— Start Data excerpts —

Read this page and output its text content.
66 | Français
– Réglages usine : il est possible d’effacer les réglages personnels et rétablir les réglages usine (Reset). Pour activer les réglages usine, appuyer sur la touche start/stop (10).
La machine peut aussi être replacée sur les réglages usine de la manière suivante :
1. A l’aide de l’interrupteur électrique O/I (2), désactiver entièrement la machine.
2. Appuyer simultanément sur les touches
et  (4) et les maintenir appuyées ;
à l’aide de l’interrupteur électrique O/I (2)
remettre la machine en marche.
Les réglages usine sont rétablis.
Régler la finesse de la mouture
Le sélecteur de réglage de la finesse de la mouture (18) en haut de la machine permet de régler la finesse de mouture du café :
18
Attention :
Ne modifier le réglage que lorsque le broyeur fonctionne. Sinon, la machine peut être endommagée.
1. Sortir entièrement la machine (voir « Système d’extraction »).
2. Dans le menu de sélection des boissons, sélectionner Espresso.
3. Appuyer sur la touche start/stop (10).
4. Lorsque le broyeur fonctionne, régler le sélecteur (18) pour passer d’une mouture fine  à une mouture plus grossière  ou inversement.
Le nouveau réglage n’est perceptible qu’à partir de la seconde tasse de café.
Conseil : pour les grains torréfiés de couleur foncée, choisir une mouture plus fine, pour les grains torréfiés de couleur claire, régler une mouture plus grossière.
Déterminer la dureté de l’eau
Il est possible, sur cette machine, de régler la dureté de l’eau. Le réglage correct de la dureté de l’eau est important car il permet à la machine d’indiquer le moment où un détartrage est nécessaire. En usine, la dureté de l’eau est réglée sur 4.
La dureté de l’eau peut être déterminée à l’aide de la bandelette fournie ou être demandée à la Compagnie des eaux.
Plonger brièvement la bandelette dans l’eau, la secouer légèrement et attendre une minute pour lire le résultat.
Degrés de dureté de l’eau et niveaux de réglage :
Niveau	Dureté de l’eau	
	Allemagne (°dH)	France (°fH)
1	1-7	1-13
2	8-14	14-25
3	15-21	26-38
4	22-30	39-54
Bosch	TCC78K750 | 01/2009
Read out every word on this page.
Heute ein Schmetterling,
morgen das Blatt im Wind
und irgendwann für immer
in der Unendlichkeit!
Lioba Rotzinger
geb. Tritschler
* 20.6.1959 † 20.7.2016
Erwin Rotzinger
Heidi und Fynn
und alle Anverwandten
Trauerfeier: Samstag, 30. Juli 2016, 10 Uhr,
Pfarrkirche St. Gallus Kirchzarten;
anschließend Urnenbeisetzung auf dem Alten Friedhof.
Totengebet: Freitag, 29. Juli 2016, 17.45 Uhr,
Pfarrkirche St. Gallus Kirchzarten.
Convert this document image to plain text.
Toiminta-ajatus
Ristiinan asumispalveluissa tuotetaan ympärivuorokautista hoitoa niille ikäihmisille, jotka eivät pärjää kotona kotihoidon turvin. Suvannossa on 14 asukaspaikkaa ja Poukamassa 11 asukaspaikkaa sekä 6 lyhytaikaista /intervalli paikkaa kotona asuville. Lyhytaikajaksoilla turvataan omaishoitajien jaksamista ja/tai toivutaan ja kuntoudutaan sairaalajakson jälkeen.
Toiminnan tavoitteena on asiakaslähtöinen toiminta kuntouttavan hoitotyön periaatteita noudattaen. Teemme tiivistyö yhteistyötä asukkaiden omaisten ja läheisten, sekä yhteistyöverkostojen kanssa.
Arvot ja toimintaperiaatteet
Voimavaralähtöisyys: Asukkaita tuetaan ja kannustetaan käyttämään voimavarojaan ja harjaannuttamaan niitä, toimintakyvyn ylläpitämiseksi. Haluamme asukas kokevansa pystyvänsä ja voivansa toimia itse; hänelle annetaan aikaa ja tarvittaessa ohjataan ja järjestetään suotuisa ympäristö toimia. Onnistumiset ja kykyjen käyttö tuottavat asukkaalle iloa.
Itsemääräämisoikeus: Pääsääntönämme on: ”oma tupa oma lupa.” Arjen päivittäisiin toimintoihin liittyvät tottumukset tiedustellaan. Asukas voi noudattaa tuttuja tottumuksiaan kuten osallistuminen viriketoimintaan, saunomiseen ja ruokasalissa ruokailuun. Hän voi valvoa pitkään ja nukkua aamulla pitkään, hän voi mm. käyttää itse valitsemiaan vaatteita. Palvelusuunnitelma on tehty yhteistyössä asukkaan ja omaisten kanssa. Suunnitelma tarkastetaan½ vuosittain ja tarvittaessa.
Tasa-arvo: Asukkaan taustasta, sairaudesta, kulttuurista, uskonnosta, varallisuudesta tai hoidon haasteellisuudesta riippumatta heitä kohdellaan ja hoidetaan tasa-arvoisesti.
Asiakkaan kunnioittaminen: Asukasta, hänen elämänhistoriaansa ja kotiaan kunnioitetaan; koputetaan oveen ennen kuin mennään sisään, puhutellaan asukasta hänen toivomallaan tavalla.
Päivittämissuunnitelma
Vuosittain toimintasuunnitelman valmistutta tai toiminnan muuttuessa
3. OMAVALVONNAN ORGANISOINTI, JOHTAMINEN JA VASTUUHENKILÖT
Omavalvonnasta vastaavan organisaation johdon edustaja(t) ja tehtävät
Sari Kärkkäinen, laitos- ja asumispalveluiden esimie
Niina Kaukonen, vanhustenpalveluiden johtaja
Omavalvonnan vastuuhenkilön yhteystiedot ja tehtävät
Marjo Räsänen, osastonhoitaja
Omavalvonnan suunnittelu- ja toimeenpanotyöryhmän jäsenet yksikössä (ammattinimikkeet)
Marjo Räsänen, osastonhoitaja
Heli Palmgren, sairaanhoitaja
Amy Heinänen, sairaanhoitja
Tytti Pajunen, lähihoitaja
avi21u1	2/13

— End Data excerpts —

* [Short task] Each record above should be returned exactly as it appears.

* [Output of the exercise]
Read this page and output its text content.
66 | Français
– Réglages usine : il est possible d’effacer les réglages personnels et rétablir les réglages usine (Reset). Pour activer les réglages usine, appuyer sur la touche start/stop (10).
La machine peut aussi être replacée sur les réglages usine de la manière suivante :
1. A l’aide de l’interrupteur électrique O/I (2), désactiver entièrement la machine.
2. Appuyer simultanément sur les touches
et  (4) et les maintenir appuyées ;
à l’aide de l’interrupteur électrique O/I (2)
remettre la machine en marche.
Les réglages usine sont rétablis.
Régler la finesse de la mouture
Le sélecteur de réglage de la finesse de la mouture (18) en haut de la machine permet de régler la finesse de mouture du café :
18
Attention :
Ne modifier le réglage que lorsque le broyeur fonctionne. Sinon, la machine peut être endommagée.
1. Sortir entièrement la machine (voir « Système d’extraction »).
2. Dans le menu de sélection des boissons, sélectionner Espresso.
3. Appuyer sur la touche start/stop (10).
4. Lorsque le broyeur fonctionne, régler le sélecteur (18) pour passer d’une mouture fine  à une mouture plus grossière  ou inversement.
Le nouveau réglage n’est perceptible qu’à partir de la seconde tasse de café.
Conseil : pour les grains torréfiés de couleur foncée, choisir une mouture plus fine, pour les grains torréfiés de couleur claire, régler une mouture plus grossière.
Déterminer la dureté de l’eau
Il est possible, sur cette machine, de régler la dureté de l’eau. Le réglage correct de la dureté de l’eau est important car il permet à la machine d’indiquer le moment où un détartrage est nécessaire. En usine, la dureté de l’eau est réglée sur 4.
La dureté de l’eau peut être déterminée à l’aide de la bandelette fournie ou être demandée à la Compagnie des eaux.
Plonger brièvement la bandelette dans l’eau, la secouer légèrement et attendre une minute pour lire le résultat.
Degrés de dureté de l’eau et niveaux de réglage :
Niveau	Dureté de l’eau	
	Allemagne (°dH)	France (°fH)
1	1-7	1-13
2	8-14	14-25
3	15-21	26-38
4	22-30	39-54
Bosch	TCC78K750 | 01/2009
Read out every word on this page.
Heute ein Schmetterling,
morgen das Blatt im Wind
und irgendwann für immer
in der Unendlichkeit!
Lioba Rotzinger
geb. Tritschler
* 20.6.1959 † 20.7.2016
Erwin Rotzinger
Heidi und Fynn
und alle Anverwandten
Trauerfeier: Samstag, 30. Juli 2016, 10 Uhr,
Pfarrkirche St. Gallus Kirchzarten;
anschließend Urnenbeisetzung auf dem Alten Friedhof.
Totengebet: Freitag, 29. Juli 2016, 17.45 Uhr,
Pfarrkirche St. Gallus Kirchzarten.
Convert this document image to plain text.
Toiminta-ajatus
Ristiinan asumispalveluissa tuotetaan ympärivuorokautista hoitoa niille ikäihmisille, jotka eivät pärjää kotona kotihoidon turvin. Suvannossa on 14 asukaspaikkaa ja Poukamassa 11 asukaspaikkaa sekä 6 lyhytaikaista /intervalli paikkaa kotona asuville. Lyhytaikajaksoilla turvataan omaishoitajien jaksamista ja/tai toivutaan ja kuntoudutaan sairaalajakson jälkeen.
Toiminnan tavoitteena on asiakaslähtöinen toiminta kuntouttavan hoitotyön periaatteita noudattaen. Teemme tiivistyö yhteistyötä asukkaiden omaisten ja läheisten, sekä yhteistyöverkostojen kanssa.
Arvot ja toimintaperiaatteet
Voimavaralähtöisyys: Asukkaita tuetaan ja kannustetaan käyttämään voimavarojaan ja harjaannuttamaan niitä, toimintakyvyn ylläpitämiseksi. Haluamme asukas kokevansa pystyvänsä ja voivansa toimia itse; hänelle annetaan aikaa ja tarvittaessa ohjataan ja järjestetään suotuisa ympäristö toimia. Onnistumiset ja kykyjen käyttö tuottavat asukkaalle iloa.
Itsemääräämisoikeus: Pääsääntönämme on: ”oma tupa oma lupa.” Arjen päivittäisiin toimintoihin liittyvät tottumukset tiedustellaan. Asukas voi noudattaa tuttuja tottumuksiaan kuten osallistuminen viriketoimintaan, saunomiseen ja ruokasalissa ruokailuun. Hän voi valvoa pitkään ja nukkua aamulla pitkään, hän voi mm. käyttää itse valitsemiaan vaatteita. Palvelusuunnitelma on tehty yhteistyössä asukkaan ja omaisten kanssa. Suunnitelma tarkastetaan½ vuosittain ja tarvittaessa.
Tasa-arvo: Asukkaan taustasta, sairaudesta, kulttuurista, uskonnosta, varallisuudesta tai hoidon haasteellisuudesta riippumatta heitä kohdellaan ja hoidetaan tasa-arvoisesti.
Asiakkaan kunnioittaminen: Asukasta, hänen elämänhistoriaansa ja kotiaan kunnioitetaan; koputetaan oveen ennen kuin mennään sisään, puhutellaan asukasta hänen toivomallaan tavalla.
Päivittämissuunnitelma
Vuosittain toimintasuunnitelman valmistutta tai toiminnan muuttuessa
3. OMAVALVONNAN ORGANISOINTI, JOHTAMINEN JA VASTUUHENKILÖT
Omavalvonnasta vastaavan organisaation johdon edustaja(t) ja tehtävät
Sari Kärkkäinen, laitos- ja asumispalveluiden esimie
Niina Kaukonen, vanhustenpalveluiden johtaja
Omavalvonnan vastuuhenkilön yhteystiedot ja tehtävät
Marjo Räsänen, osastonhoitaja
Omavalvonnan suunnittelu- ja toimeenpanotyöryhmän jäsenet yksikössä (ammattinimikkeet)
Marjo Räsänen, osastonhoitaja
Heli Palmgren, sairaanhoitaja
Amy Heinänen, sairaanhoitja
Tytti Pajunen, lähihoitaja
avi21u1	2/13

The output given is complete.